*EXERCISE INSTRUCTIONS*.
Which lines below hold the word "晶莹的露"? Copy all of them.

** start **

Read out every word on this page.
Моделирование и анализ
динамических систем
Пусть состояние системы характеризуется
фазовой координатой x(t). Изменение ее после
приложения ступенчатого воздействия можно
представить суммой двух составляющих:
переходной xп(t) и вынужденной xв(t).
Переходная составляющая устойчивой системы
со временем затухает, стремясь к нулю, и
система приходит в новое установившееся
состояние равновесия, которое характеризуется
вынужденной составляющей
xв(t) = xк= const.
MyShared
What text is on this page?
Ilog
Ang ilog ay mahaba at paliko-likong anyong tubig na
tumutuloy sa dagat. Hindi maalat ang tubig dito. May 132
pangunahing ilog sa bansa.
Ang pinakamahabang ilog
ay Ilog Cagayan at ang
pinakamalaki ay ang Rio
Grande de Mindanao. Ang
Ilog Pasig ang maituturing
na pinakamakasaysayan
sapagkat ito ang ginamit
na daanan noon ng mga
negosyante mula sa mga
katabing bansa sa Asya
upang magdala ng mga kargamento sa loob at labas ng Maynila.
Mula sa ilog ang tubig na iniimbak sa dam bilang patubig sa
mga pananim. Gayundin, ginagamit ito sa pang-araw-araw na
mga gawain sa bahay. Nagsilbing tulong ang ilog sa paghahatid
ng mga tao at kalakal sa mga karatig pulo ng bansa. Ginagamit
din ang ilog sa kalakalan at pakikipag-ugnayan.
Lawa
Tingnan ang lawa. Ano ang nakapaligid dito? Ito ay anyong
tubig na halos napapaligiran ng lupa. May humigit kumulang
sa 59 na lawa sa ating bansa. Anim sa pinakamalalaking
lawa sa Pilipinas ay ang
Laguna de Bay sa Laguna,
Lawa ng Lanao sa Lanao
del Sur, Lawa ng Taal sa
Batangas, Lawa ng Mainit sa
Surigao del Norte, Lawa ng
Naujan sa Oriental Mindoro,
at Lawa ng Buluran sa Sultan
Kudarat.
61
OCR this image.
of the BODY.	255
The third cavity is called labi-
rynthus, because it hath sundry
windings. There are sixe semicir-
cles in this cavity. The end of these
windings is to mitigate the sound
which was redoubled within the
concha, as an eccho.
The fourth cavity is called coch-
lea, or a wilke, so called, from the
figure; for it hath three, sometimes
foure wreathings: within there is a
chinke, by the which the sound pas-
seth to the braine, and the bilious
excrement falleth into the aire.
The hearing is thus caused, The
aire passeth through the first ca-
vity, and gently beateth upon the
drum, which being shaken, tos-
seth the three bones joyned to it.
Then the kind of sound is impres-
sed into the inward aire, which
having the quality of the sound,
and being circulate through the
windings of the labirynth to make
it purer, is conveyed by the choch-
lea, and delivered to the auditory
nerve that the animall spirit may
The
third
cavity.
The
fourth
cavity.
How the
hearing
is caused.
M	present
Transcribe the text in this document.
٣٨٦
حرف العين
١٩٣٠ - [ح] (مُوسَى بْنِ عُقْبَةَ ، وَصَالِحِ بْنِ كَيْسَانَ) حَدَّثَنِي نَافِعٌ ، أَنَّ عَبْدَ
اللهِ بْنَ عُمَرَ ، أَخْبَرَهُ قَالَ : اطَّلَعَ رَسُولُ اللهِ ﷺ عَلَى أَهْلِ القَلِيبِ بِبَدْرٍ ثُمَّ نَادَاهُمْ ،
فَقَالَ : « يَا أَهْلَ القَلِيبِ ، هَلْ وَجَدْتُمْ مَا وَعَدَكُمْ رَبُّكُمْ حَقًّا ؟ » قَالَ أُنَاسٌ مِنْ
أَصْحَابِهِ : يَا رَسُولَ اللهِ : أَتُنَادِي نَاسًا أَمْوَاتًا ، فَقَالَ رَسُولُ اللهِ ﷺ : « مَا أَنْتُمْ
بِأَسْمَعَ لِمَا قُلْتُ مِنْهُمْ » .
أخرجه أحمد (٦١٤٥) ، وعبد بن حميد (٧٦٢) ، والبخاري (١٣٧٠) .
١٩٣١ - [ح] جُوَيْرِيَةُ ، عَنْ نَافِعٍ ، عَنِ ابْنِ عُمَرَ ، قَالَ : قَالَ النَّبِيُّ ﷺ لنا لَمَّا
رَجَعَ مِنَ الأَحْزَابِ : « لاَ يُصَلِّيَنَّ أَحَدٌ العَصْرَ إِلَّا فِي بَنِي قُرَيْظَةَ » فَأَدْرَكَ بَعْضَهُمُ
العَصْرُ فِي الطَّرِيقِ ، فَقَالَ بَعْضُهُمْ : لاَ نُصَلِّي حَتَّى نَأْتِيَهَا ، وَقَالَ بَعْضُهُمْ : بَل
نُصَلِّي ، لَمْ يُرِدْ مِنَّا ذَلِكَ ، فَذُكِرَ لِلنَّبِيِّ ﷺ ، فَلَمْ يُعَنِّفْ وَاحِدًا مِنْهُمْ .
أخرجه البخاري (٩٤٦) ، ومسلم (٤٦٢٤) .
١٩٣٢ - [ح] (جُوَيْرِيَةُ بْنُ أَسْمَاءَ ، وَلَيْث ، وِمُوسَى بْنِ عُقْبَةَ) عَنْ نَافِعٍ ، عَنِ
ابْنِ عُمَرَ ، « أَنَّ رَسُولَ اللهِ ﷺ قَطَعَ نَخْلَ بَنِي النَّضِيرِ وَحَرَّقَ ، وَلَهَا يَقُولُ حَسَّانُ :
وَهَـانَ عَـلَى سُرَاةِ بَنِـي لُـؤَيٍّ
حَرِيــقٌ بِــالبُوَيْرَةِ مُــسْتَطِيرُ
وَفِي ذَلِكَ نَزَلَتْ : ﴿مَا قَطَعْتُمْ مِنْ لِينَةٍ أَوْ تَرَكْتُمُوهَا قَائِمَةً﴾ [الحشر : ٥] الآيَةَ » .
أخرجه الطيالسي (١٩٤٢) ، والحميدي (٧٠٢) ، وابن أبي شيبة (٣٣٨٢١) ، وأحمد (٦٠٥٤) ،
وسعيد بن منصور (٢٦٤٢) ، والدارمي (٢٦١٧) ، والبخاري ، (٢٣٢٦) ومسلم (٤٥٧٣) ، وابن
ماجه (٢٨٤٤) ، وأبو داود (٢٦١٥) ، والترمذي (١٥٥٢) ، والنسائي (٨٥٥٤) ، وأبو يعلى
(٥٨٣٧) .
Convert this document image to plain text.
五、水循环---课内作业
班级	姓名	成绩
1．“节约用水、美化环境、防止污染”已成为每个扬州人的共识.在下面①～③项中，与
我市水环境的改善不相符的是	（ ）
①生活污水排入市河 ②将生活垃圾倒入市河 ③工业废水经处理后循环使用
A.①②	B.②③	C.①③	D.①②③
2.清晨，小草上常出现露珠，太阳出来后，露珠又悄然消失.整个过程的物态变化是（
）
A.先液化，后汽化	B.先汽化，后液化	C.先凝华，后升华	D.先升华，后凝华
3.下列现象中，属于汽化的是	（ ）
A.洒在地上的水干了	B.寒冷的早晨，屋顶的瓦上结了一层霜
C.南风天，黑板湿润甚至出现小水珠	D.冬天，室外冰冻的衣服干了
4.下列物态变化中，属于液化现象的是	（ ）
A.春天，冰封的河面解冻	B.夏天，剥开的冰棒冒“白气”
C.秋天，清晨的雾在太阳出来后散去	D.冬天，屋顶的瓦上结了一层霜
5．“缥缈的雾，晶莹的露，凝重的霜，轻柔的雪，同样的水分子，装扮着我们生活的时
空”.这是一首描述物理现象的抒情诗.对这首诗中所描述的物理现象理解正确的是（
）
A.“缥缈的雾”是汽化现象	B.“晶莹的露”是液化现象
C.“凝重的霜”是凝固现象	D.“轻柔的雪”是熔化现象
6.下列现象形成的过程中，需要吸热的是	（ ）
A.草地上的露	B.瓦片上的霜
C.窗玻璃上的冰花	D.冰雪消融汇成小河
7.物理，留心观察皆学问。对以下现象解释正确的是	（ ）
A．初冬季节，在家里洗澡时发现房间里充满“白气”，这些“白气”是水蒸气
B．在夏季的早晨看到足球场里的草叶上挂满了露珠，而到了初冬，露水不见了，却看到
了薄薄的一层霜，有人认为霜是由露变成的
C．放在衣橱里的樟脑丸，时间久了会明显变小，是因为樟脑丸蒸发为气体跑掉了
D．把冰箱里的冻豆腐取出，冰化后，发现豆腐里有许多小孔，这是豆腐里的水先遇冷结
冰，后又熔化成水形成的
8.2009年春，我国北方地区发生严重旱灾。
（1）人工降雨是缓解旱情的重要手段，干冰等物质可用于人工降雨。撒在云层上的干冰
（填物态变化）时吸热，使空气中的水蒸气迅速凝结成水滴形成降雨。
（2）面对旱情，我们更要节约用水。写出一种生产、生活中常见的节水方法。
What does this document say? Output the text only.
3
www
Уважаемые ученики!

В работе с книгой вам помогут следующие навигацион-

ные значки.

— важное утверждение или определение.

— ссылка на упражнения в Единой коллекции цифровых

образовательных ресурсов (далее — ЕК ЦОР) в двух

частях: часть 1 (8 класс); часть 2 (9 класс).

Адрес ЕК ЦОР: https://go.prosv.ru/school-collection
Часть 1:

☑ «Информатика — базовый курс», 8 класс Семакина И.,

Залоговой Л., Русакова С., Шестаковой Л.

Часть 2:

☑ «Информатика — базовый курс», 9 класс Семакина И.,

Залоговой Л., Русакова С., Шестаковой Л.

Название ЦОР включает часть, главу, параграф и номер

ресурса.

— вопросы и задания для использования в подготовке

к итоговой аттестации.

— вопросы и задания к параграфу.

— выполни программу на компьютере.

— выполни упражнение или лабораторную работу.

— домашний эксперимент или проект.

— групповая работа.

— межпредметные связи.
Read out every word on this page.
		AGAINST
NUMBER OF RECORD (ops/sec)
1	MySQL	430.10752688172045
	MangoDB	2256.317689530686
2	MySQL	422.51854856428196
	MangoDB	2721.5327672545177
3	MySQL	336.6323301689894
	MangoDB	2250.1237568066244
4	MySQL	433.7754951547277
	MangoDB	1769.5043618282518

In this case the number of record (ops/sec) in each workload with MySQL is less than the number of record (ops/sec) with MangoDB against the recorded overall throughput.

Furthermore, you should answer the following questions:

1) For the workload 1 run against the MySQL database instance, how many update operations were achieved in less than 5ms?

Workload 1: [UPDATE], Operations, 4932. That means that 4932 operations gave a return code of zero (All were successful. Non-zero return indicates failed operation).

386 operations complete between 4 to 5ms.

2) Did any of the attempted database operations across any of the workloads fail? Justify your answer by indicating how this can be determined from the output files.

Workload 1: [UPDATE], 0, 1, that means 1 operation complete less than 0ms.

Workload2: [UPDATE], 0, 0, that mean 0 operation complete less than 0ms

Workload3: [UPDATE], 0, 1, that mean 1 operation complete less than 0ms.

** end **

*ANSWER IN FULL*.
5．“缥缈的雾，晶莹的露，凝重的霜，轻柔的雪，同样的水分子，装扮着我们生活的时
A.“缥缈的雾”是汽化现象	B.“晶莹的露”是液化现象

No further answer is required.